(Rows from a figure dataset)
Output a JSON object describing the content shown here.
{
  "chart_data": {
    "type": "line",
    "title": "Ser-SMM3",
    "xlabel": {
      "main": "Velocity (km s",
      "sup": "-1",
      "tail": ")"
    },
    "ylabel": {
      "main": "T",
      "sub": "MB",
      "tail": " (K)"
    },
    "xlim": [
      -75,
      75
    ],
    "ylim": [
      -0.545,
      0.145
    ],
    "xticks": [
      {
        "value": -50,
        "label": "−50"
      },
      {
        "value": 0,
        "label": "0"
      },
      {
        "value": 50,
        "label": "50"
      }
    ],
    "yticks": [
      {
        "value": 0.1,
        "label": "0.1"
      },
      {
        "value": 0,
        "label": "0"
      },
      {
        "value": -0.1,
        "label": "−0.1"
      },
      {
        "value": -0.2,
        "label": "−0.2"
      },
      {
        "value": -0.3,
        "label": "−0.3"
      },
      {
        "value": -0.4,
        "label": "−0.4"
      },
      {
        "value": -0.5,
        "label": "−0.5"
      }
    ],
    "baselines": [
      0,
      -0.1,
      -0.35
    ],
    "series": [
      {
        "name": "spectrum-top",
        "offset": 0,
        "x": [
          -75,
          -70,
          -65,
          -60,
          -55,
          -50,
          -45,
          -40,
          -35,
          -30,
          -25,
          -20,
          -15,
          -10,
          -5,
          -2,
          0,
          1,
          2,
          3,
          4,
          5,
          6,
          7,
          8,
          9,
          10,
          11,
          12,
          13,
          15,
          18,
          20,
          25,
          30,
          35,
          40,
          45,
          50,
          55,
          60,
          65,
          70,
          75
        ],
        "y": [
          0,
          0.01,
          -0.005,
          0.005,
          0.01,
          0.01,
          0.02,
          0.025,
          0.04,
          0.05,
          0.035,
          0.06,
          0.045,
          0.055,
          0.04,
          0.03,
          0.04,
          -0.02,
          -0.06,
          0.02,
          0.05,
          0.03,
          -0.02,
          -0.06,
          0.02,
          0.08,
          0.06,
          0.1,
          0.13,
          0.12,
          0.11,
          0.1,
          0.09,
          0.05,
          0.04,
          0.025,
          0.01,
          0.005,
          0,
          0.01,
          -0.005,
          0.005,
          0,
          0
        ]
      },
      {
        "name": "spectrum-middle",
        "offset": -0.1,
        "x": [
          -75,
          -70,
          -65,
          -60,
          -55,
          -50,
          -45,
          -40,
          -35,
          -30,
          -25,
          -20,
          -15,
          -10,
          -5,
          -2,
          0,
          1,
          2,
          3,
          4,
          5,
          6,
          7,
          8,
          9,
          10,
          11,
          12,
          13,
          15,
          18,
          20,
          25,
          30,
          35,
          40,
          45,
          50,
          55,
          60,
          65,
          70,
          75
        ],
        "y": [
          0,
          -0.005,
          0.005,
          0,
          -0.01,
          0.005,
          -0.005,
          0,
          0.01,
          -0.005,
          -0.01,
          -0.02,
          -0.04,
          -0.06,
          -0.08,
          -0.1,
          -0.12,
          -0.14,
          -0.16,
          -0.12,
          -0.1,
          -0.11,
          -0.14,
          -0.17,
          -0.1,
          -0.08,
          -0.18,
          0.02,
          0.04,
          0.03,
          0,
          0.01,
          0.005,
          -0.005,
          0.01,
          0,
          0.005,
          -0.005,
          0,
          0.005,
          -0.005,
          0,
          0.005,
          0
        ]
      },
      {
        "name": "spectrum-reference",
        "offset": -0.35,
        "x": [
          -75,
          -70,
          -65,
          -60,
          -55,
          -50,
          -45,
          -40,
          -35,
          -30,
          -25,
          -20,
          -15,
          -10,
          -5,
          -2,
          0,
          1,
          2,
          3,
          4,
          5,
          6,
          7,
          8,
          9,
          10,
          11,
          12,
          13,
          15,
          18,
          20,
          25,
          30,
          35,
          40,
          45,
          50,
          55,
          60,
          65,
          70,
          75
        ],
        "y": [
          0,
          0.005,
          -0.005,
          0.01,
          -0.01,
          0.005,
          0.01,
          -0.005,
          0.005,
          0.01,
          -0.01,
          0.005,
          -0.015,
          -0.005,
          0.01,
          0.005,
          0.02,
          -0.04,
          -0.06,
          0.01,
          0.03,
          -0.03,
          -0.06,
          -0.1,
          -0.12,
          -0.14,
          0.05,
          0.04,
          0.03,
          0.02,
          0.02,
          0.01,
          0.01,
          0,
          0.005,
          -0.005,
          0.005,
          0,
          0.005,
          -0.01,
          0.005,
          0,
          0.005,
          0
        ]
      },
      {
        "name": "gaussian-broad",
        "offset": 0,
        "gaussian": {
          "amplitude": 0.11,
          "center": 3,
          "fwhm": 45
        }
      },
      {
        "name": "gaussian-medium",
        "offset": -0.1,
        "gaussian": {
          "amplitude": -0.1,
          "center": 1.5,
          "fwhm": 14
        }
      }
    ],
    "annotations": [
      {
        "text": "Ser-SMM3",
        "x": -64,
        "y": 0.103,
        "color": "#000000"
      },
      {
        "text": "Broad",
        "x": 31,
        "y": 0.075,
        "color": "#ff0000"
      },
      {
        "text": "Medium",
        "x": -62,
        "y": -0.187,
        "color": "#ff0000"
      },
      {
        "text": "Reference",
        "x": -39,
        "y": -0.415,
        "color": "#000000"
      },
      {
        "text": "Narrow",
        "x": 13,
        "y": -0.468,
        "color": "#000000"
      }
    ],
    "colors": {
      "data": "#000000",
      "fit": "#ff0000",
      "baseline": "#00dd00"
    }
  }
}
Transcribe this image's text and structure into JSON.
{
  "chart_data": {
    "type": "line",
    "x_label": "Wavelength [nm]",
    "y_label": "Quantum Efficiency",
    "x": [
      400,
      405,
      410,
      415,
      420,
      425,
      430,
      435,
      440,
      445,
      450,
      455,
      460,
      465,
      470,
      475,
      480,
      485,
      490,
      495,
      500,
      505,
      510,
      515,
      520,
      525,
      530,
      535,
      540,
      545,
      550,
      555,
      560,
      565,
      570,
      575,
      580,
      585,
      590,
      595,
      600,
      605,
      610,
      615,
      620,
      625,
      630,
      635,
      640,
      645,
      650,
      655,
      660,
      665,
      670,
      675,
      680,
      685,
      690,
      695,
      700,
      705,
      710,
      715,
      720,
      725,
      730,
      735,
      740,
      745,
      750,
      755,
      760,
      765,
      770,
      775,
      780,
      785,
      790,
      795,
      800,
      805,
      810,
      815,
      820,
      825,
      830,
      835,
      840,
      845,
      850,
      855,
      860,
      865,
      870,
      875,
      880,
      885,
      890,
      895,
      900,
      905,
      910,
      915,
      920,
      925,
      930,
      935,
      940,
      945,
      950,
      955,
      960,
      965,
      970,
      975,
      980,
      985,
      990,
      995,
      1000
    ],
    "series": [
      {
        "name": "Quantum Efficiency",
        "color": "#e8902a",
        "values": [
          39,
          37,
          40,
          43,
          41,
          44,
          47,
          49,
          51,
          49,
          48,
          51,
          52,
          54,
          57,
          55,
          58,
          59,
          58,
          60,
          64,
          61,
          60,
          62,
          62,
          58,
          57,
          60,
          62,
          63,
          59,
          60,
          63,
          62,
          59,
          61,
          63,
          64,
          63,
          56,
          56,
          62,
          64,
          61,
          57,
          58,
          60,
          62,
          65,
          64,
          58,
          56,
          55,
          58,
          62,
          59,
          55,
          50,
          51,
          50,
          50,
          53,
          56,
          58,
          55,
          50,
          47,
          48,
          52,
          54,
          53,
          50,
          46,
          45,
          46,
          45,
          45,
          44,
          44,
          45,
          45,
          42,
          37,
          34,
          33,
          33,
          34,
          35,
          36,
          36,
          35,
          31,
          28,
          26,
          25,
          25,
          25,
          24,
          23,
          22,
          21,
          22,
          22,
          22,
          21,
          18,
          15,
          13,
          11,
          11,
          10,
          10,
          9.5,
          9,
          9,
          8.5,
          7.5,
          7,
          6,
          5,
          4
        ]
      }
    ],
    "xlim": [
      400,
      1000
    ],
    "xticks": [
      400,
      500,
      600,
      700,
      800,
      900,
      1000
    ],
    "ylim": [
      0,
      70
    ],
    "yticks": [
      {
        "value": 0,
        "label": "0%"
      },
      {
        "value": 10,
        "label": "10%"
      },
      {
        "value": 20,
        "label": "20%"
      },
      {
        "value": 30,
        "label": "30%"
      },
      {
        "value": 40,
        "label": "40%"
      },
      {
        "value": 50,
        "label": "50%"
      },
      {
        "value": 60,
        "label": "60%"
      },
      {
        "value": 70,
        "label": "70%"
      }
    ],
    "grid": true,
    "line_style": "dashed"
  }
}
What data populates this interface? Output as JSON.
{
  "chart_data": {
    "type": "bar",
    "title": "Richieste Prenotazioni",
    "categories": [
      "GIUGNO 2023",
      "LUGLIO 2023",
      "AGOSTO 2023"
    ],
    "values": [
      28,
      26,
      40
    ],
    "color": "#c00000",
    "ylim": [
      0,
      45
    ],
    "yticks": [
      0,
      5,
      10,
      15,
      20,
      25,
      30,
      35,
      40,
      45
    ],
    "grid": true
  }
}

• **TO BE DONE**
Select and copy every line from the records that includes the word "this".

• **WRITTEN REPLY**
Transcribe this image's text and structure into JSON.
What data populates this interface? Output as JSON.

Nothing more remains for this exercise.